EXERCISE DETAILS: Take the line that contains "What does this" and all lines after it, up to and including the last line of the data, and write them out exactly; nothing else belongs in the answer.
------------------------
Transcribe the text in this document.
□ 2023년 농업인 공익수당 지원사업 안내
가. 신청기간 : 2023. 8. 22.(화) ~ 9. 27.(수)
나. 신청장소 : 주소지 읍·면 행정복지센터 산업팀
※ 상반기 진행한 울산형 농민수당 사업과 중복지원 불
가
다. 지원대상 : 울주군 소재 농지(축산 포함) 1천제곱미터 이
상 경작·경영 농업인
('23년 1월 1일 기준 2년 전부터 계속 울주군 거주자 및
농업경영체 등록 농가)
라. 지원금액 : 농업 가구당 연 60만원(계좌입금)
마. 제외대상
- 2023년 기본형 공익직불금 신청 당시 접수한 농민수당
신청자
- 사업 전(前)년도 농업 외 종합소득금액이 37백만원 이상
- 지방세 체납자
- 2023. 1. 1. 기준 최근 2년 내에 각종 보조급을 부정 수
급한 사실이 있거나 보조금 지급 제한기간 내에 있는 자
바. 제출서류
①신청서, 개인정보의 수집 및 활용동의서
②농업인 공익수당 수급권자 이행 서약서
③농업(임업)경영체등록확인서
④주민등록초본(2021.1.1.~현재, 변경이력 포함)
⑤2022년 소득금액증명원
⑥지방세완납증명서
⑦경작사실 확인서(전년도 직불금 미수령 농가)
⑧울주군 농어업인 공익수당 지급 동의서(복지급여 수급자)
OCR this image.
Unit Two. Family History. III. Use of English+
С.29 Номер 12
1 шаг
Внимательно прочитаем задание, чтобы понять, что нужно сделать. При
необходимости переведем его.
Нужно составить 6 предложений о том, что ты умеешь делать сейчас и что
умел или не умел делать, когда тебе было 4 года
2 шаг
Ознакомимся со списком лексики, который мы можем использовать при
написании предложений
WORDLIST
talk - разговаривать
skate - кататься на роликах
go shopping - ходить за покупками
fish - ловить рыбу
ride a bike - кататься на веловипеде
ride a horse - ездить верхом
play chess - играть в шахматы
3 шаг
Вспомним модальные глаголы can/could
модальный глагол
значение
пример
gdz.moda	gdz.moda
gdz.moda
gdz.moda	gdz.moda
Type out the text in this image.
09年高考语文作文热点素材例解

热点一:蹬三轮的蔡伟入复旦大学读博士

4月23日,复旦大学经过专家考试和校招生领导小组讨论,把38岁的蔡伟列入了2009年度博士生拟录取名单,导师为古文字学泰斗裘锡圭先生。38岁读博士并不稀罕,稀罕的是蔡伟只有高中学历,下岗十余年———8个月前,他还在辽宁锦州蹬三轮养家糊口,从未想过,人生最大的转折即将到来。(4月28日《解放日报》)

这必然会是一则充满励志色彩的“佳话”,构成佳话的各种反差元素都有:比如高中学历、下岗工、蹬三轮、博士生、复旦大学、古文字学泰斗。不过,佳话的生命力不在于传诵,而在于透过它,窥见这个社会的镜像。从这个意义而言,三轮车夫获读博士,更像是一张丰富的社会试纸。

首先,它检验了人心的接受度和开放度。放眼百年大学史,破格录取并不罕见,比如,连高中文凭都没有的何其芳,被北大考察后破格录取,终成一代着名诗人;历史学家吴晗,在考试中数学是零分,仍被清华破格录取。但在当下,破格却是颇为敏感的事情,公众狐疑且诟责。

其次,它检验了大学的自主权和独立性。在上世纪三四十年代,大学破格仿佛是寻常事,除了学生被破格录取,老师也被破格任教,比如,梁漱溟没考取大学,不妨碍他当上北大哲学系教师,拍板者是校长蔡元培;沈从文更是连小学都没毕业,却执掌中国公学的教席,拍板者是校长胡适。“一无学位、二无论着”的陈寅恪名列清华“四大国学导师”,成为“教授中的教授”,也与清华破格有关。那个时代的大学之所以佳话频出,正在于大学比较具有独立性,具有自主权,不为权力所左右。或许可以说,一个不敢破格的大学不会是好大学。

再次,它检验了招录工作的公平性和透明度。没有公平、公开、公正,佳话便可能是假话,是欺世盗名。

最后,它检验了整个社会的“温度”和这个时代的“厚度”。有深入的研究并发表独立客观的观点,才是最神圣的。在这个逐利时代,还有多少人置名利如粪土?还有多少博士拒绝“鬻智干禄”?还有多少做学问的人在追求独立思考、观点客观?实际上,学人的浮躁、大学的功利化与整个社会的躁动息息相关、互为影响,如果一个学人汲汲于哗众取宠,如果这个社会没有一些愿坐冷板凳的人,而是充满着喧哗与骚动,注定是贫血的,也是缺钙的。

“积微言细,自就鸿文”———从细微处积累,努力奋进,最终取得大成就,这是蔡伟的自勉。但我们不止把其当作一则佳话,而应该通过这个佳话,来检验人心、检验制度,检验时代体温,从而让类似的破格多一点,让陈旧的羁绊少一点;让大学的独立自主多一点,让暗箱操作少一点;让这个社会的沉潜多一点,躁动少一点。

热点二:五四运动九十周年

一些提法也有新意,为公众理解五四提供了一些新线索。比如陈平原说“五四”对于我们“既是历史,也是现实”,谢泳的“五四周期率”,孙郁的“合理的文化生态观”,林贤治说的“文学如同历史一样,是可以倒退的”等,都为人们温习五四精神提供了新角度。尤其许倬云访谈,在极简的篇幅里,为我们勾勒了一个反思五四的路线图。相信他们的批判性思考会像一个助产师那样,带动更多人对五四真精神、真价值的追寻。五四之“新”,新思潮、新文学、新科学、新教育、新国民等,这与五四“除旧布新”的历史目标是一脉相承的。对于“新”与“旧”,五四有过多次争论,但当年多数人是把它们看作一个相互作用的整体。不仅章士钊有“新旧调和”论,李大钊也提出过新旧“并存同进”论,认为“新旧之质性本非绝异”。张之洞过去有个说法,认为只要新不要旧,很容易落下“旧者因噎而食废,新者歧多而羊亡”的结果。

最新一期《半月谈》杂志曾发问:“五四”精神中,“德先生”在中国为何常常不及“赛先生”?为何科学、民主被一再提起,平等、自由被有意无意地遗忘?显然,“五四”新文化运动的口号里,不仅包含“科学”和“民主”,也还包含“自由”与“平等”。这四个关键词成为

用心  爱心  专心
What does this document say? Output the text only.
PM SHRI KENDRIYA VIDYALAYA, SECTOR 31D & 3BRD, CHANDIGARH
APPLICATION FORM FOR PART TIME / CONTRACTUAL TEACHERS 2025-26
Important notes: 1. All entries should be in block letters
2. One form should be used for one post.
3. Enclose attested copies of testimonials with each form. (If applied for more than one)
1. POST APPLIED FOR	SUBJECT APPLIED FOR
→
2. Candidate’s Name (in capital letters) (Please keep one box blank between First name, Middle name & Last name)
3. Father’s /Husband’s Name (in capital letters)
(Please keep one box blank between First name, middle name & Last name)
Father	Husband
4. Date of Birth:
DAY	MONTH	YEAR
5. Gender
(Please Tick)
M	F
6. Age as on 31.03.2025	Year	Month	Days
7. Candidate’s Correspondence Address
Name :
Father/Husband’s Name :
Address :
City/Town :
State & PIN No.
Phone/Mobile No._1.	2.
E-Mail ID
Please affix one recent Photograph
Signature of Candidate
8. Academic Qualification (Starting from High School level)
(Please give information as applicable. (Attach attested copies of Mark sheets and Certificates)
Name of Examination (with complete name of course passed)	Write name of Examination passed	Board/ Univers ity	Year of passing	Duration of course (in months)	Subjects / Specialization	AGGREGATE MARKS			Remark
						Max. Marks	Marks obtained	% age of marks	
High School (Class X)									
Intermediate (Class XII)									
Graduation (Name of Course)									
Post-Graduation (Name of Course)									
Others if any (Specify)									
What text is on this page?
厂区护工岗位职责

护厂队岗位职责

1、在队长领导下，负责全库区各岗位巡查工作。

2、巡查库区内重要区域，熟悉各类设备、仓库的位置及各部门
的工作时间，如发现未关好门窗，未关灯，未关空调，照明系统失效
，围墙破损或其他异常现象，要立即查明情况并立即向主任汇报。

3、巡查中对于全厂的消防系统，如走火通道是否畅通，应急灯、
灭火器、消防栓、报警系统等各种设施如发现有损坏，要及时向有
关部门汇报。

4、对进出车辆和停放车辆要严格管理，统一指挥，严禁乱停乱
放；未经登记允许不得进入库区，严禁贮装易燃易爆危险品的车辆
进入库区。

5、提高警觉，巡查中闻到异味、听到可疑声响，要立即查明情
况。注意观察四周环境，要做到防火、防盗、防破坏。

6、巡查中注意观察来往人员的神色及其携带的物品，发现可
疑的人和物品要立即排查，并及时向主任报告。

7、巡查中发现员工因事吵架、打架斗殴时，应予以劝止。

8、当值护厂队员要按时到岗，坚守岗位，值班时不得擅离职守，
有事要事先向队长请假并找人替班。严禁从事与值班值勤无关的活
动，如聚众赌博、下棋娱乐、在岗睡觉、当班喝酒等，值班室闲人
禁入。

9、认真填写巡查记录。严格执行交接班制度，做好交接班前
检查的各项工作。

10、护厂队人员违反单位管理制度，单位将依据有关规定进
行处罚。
------------------------
REPLY:
What does this document say? Output the text only.
PM SHRI KENDRIYA VIDYALAYA, SECTOR 31D & 3BRD, CHANDIGARH
APPLICATION FORM FOR PART TIME / CONTRACTUAL TEACHERS 2025-26
Important notes: 1. All entries should be in block letters
2. One form should be used for one post.
3. Enclose attested copies of testimonials with each form. (If applied for more than one)
1. POST APPLIED FOR	SUBJECT APPLIED FOR
→
2. Candidate’s Name (in capital letters) (Please keep one box blank between First name, Middle name & Last name)
3. Father’s /Husband’s Name (in capital letters)
(Please keep one box blank between First name, middle name & Last name)
Father	Husband
4. Date of Birth:
DAY	MONTH	YEAR
5. Gender
(Please Tick)
M	F
6. Age as on 31.03.2025	Year	Month	Days
7. Candidate’s Correspondence Address
Name :
Father/Husband’s Name :
Address :
City/Town :
State & PIN No.
Phone/Mobile No._1.	2.
E-Mail ID
Please affix one recent Photograph
Signature of Candidate
8. Academic Qualification (Starting from High School level)
(Please give information as applicable. (Attach attested copies of Mark sheets and Certificates)
Name of Examination (with complete name of course passed)	Write name of Examination passed	Board/ Univers ity	Year of passing	Duration of course (in months)	Subjects / Specialization	AGGREGATE MARKS			Remark
						Max. Marks	Marks obtained	% age of marks	
High School (Class X)									
Intermediate (Class XII)									
Graduation (Name of Course)									
Post-Graduation (Name of Course)									
Others if any (Specify)									
What text is on this page?
厂区护工岗位职责

护厂队岗位职责

1、在队长领导下，负责全库区各岗位巡查工作。

2、巡查库区内重要区域，熟悉各类设备、仓库的位置及各部门
的工作时间，如发现未关好门窗，未关灯，未关空调，照明系统失效
，围墙破损或其他异常现象，要立即查明情况并立即向主任汇报。

3、巡查中对于全厂的消防系统，如走火通道是否畅通，应急灯、
灭火器、消防栓、报警系统等各种设施如发现有损坏，要及时向有
关部门汇报。

4、对进出车辆和停放车辆要严格管理，统一指挥，严禁乱停乱
放；未经登记允许不得进入库区，严禁贮装易燃易爆危险品的车辆
进入库区。

5、提高警觉，巡查中闻到异味、听到可疑声响，要立即查明情
况。注意观察四周环境，要做到防火、防盗、防破坏。

6、巡查中注意观察来往人员的神色及其携带的物品，发现可
疑的人和物品要立即排查，并及时向主任报告。

7、巡查中发现员工因事吵架、打架斗殴时，应予以劝止。

8、当值护厂队员要按时到岗，坚守岗位，值班时不得擅离职守，
有事要事先向队长请假并找人替班。严禁从事与值班值勤无关的活
动，如聚众赌博、下棋娱乐、在岗睡觉、当班喝酒等，值班室闲人
禁入。

9、认真填写巡查记录。严格执行交接班制度，做好交接班前
检查的各项工作。

10、护厂队人员违反单位管理制度，单位将依据有关规定进
行处罚。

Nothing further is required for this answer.